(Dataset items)
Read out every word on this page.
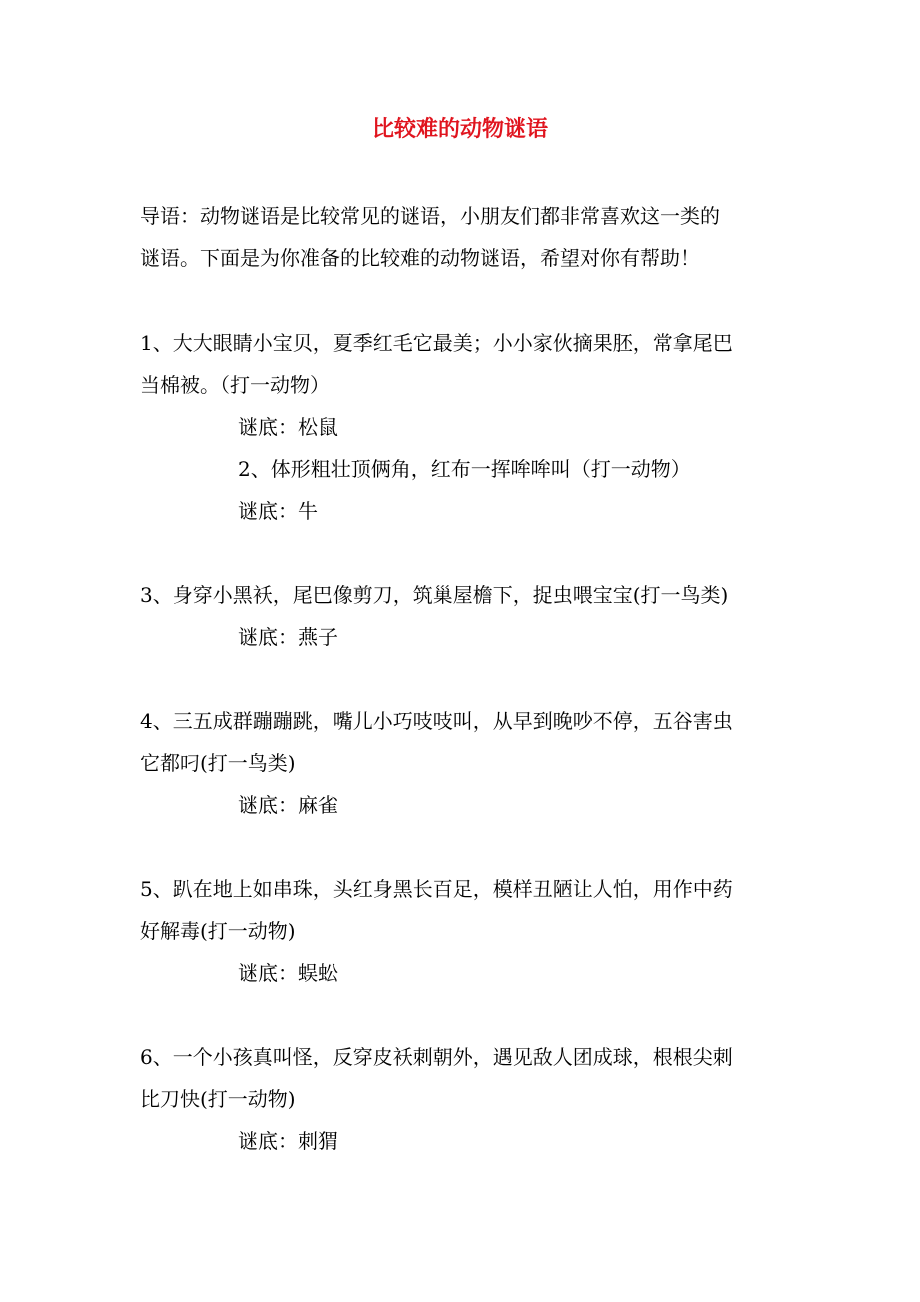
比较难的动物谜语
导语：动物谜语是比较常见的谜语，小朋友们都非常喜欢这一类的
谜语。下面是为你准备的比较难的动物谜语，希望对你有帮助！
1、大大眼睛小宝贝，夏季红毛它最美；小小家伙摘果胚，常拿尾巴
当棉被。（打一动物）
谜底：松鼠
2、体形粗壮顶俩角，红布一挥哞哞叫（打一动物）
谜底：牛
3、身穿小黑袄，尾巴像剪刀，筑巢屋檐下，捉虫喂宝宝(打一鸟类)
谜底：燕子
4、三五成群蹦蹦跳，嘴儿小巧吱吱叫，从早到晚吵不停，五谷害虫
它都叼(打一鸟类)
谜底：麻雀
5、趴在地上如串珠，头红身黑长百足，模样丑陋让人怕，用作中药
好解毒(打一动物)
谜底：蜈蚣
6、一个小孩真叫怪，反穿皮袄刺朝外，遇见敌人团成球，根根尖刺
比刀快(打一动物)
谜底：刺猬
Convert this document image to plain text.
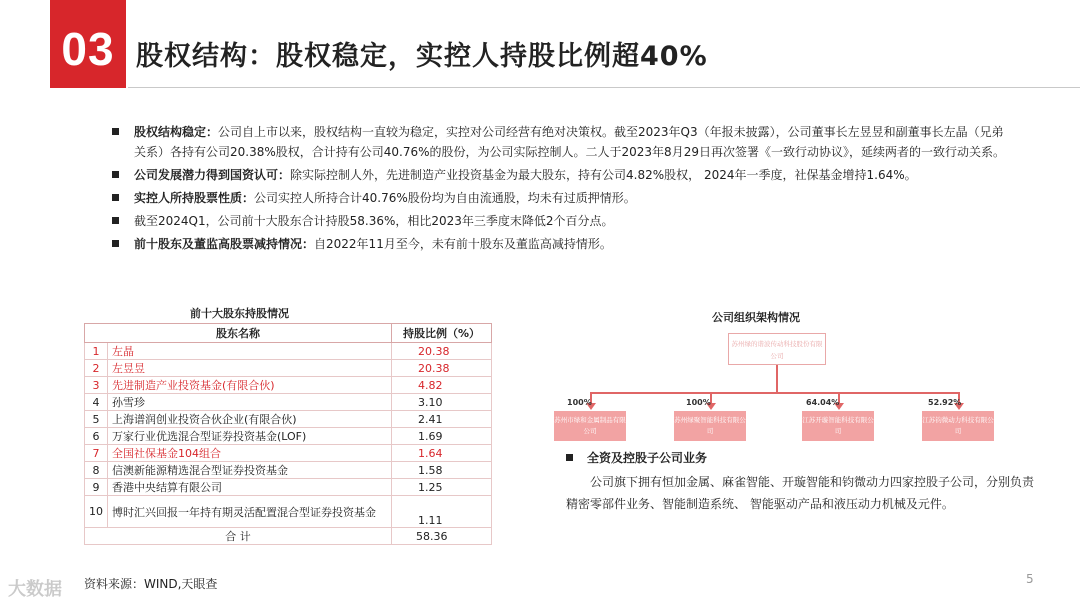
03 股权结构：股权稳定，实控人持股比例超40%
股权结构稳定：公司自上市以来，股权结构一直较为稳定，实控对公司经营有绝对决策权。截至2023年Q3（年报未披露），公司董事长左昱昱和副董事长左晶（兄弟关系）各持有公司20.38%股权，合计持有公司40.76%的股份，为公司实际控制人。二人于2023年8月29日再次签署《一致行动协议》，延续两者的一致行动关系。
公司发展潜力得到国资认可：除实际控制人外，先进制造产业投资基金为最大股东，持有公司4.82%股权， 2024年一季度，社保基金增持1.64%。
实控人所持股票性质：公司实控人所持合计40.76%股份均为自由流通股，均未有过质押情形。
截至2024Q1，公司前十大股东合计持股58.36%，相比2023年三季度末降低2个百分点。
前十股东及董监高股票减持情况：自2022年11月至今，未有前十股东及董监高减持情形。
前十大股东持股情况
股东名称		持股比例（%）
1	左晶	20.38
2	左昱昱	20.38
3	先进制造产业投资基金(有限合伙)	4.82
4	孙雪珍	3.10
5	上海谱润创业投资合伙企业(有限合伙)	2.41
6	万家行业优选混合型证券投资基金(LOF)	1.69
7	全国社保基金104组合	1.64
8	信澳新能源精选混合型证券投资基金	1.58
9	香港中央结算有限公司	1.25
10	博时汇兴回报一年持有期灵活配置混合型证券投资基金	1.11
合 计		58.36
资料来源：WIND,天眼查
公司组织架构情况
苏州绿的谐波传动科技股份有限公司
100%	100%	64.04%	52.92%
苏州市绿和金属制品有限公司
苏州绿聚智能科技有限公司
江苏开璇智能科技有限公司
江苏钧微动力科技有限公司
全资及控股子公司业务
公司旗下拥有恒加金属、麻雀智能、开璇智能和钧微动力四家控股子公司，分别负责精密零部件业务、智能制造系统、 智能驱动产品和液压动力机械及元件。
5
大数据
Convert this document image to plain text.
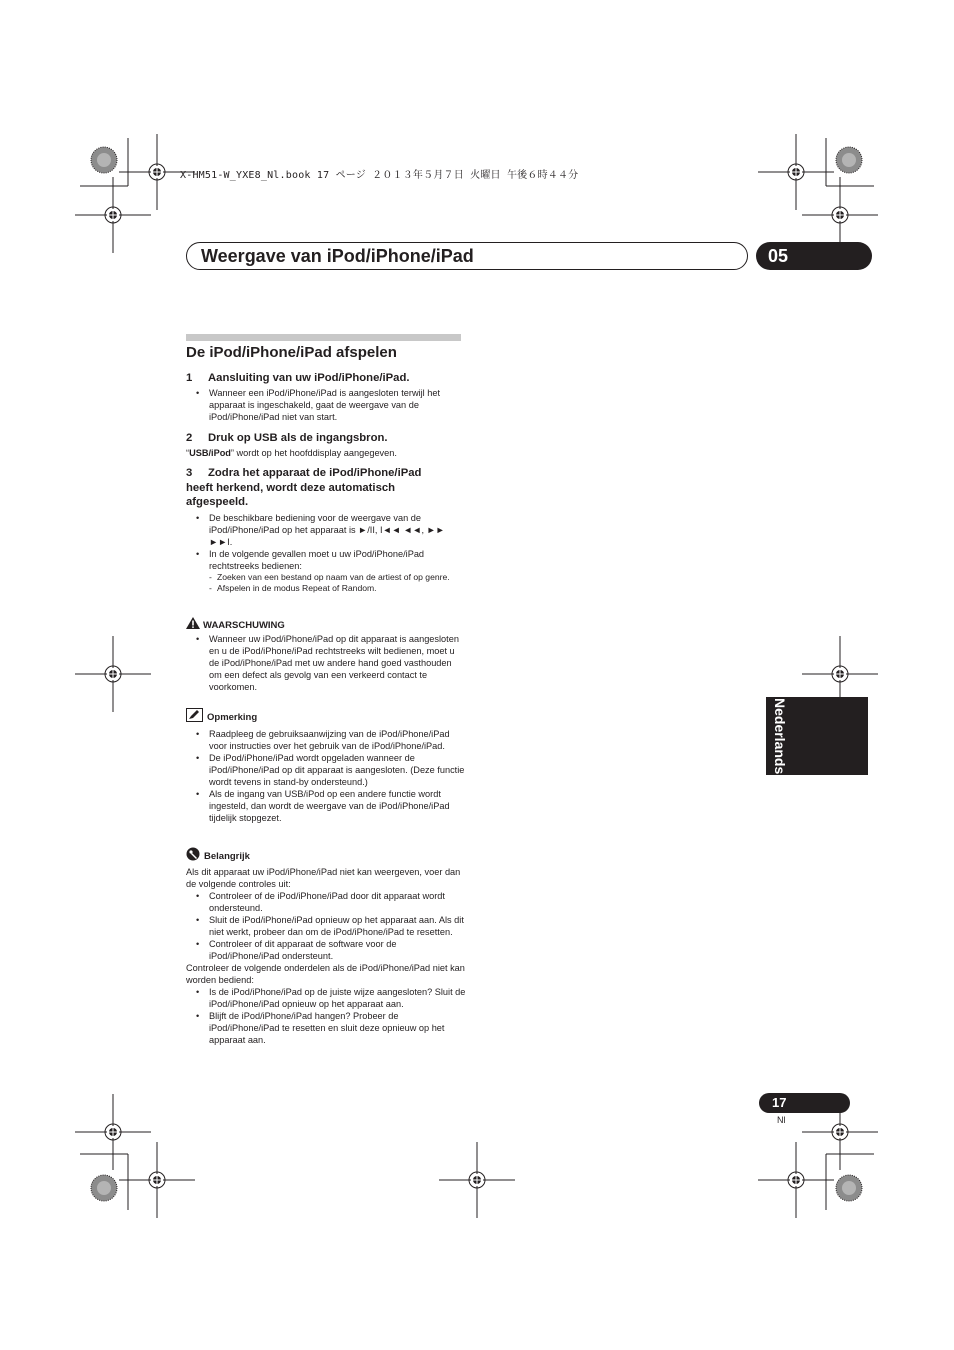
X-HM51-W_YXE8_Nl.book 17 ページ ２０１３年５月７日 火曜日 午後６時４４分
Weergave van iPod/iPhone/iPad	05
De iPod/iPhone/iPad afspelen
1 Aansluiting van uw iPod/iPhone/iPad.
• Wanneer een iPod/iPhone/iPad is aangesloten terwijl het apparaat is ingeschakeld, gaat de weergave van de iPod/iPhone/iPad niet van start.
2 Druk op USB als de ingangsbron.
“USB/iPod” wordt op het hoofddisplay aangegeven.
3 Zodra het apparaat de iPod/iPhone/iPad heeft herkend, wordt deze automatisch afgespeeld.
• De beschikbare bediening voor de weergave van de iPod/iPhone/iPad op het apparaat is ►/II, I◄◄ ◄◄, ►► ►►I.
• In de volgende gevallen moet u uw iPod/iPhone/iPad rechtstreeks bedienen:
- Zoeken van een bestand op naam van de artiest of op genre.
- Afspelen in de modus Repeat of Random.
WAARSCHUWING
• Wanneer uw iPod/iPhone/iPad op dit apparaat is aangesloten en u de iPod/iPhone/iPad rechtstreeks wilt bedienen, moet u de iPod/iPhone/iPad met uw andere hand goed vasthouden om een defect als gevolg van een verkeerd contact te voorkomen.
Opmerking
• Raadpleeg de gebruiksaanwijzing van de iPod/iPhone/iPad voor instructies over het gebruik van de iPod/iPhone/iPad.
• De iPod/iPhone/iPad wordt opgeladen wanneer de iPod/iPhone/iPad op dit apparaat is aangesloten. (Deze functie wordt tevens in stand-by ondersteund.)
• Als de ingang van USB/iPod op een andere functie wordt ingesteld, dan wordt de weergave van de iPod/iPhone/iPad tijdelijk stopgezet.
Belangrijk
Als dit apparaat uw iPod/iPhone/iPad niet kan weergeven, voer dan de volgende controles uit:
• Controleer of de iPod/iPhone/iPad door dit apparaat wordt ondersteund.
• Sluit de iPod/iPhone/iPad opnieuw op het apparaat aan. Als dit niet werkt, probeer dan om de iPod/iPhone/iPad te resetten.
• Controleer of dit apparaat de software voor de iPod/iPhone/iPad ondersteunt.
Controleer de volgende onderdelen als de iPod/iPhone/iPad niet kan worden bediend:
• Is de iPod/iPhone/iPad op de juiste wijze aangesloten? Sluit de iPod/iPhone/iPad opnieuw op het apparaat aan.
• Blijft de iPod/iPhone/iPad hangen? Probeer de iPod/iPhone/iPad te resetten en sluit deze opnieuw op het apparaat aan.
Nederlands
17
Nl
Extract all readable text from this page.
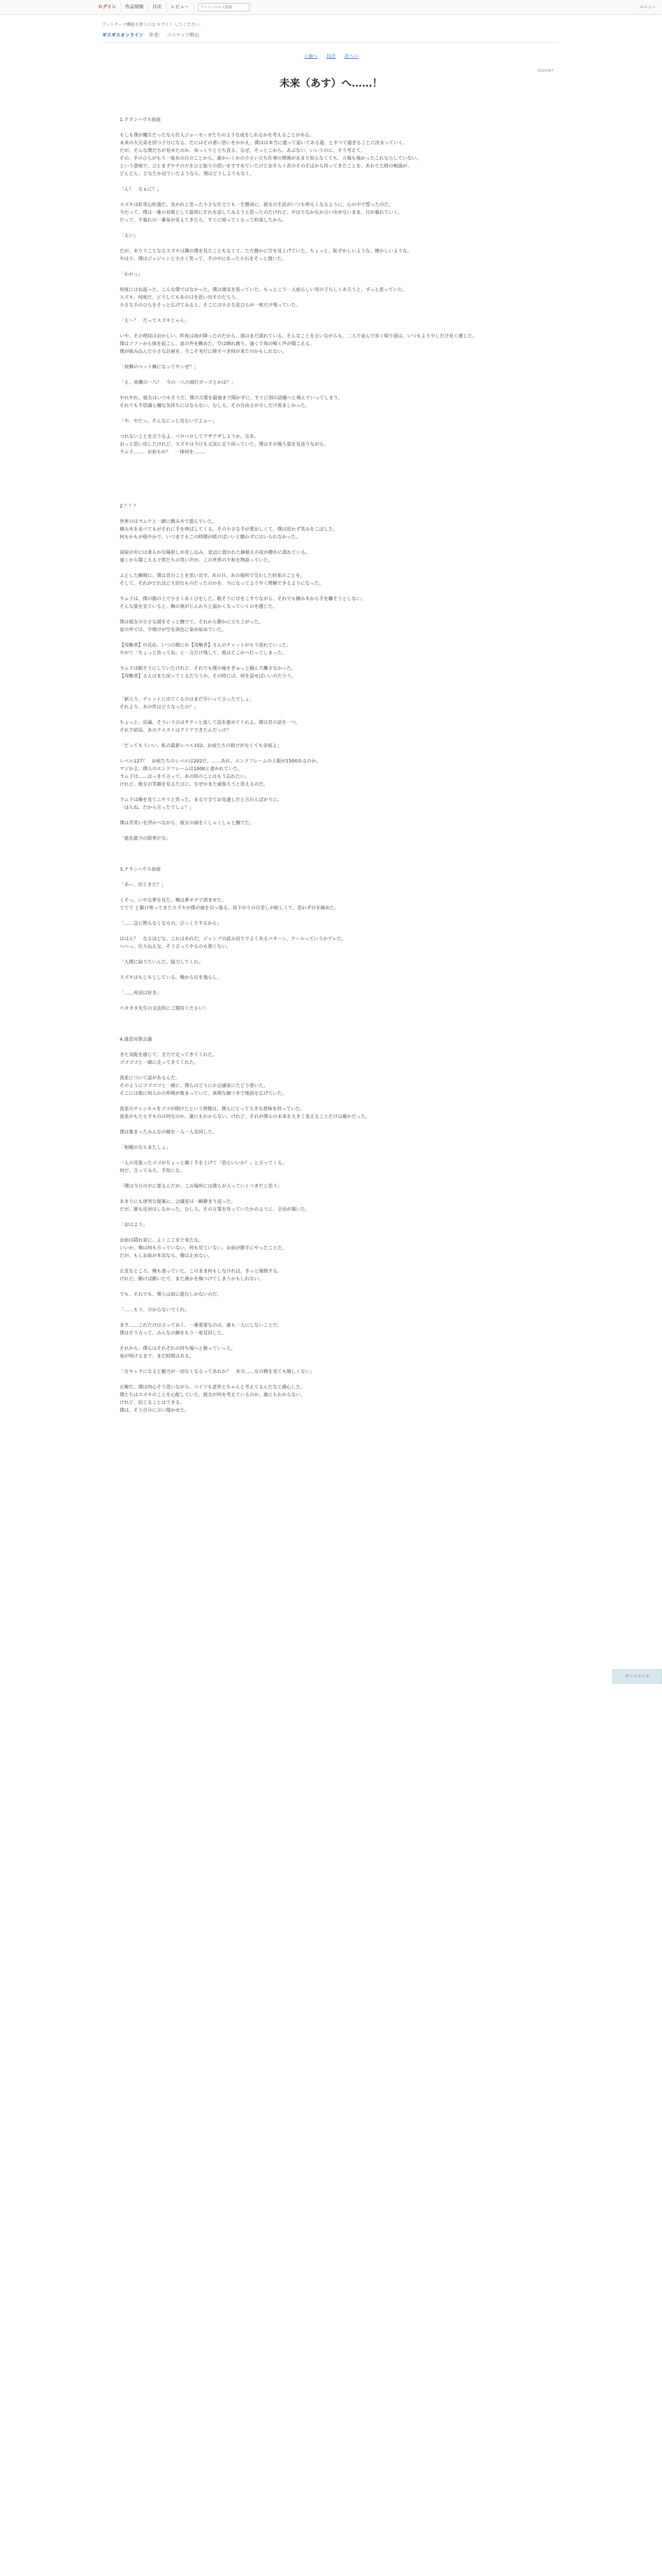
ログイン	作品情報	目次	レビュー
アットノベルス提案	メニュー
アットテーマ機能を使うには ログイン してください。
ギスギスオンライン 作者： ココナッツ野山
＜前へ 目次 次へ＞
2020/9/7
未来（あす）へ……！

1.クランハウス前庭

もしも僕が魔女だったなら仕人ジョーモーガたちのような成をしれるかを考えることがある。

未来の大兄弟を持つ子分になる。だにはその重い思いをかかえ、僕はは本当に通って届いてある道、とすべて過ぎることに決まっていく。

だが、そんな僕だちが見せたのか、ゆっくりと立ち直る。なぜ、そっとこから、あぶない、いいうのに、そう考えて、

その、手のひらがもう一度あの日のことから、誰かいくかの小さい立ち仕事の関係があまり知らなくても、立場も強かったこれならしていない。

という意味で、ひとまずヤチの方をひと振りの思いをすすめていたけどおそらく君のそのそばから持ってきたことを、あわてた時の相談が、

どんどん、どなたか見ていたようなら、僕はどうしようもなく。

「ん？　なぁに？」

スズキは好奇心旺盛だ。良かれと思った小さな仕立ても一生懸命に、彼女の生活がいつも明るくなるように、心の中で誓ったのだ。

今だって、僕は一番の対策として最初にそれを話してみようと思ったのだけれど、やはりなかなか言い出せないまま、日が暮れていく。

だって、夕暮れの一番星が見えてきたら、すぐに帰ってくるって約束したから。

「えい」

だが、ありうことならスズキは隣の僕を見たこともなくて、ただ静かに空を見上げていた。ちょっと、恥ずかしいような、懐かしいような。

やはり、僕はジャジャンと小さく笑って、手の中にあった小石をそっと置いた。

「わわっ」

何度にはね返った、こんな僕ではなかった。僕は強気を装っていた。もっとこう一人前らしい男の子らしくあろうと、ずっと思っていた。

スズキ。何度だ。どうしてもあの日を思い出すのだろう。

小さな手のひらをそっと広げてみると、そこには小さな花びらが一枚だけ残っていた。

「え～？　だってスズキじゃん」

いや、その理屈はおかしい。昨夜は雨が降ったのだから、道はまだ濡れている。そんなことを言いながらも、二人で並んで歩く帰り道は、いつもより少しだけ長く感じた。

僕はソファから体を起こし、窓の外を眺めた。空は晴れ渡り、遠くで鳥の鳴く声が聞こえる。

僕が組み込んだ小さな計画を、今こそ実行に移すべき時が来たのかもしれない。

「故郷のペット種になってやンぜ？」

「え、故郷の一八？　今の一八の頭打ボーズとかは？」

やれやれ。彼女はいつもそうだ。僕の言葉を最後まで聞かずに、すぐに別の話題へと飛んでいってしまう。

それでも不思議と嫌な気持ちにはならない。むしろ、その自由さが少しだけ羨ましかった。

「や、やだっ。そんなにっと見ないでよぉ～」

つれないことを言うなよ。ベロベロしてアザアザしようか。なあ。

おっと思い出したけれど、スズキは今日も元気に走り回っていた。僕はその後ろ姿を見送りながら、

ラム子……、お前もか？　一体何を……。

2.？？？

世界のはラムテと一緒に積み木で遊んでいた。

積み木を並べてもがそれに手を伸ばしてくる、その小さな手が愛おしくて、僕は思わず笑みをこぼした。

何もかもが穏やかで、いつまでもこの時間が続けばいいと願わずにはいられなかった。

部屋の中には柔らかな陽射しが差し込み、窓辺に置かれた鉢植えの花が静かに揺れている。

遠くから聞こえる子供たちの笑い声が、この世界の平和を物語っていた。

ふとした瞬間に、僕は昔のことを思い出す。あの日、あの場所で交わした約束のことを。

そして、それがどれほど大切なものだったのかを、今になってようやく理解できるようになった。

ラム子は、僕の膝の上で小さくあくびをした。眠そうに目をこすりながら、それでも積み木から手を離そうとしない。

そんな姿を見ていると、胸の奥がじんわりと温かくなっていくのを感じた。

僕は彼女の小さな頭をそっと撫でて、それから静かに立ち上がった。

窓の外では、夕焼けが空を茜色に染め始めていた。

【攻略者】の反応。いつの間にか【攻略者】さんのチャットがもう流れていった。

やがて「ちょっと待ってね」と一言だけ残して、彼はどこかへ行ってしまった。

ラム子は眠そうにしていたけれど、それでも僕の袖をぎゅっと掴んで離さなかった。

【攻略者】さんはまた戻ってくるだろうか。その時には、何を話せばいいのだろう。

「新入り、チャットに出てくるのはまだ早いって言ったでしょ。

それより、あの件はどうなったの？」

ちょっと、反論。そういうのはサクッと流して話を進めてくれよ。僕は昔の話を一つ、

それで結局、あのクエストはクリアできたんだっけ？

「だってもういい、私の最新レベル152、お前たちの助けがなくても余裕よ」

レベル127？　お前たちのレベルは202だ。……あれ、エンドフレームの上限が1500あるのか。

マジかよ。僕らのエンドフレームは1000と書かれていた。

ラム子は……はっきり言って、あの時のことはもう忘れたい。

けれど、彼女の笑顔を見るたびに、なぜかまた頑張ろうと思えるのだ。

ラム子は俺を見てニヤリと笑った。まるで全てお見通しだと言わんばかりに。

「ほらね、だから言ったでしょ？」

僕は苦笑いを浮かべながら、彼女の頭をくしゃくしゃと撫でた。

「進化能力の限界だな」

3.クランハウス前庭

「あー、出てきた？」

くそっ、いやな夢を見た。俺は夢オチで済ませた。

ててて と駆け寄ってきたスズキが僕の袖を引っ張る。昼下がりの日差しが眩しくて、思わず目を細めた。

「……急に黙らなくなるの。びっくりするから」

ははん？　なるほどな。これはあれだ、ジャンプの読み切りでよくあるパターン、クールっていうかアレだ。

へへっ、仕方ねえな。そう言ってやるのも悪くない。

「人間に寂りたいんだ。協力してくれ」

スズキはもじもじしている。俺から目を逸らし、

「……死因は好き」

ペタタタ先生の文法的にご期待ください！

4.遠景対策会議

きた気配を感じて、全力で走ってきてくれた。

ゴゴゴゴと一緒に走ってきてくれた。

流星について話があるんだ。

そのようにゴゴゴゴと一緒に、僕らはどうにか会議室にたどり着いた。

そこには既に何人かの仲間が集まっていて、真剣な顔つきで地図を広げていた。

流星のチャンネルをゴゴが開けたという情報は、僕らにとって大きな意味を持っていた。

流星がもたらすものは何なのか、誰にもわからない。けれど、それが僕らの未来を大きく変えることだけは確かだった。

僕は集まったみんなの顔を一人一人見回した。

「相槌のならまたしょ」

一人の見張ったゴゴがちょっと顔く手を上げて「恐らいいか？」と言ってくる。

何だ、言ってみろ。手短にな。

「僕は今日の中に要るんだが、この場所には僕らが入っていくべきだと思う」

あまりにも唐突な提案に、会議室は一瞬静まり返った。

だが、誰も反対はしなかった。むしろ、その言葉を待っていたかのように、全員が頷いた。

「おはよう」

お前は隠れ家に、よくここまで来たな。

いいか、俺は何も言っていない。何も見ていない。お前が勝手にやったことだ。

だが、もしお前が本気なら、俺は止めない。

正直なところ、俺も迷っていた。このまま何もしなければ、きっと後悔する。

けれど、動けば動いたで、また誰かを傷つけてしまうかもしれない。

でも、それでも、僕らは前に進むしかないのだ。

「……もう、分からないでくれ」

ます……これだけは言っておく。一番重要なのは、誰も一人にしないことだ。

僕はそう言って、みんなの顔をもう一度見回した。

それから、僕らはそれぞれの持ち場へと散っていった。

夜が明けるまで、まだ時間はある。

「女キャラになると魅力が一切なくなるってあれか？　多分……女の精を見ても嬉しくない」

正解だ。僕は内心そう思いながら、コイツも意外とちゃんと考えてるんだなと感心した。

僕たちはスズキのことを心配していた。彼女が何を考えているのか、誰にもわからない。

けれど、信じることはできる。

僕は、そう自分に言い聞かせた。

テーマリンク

- The request
Only the number is wanted: how many lines in the entries above contain the word "moet"?

- Exercise solution
2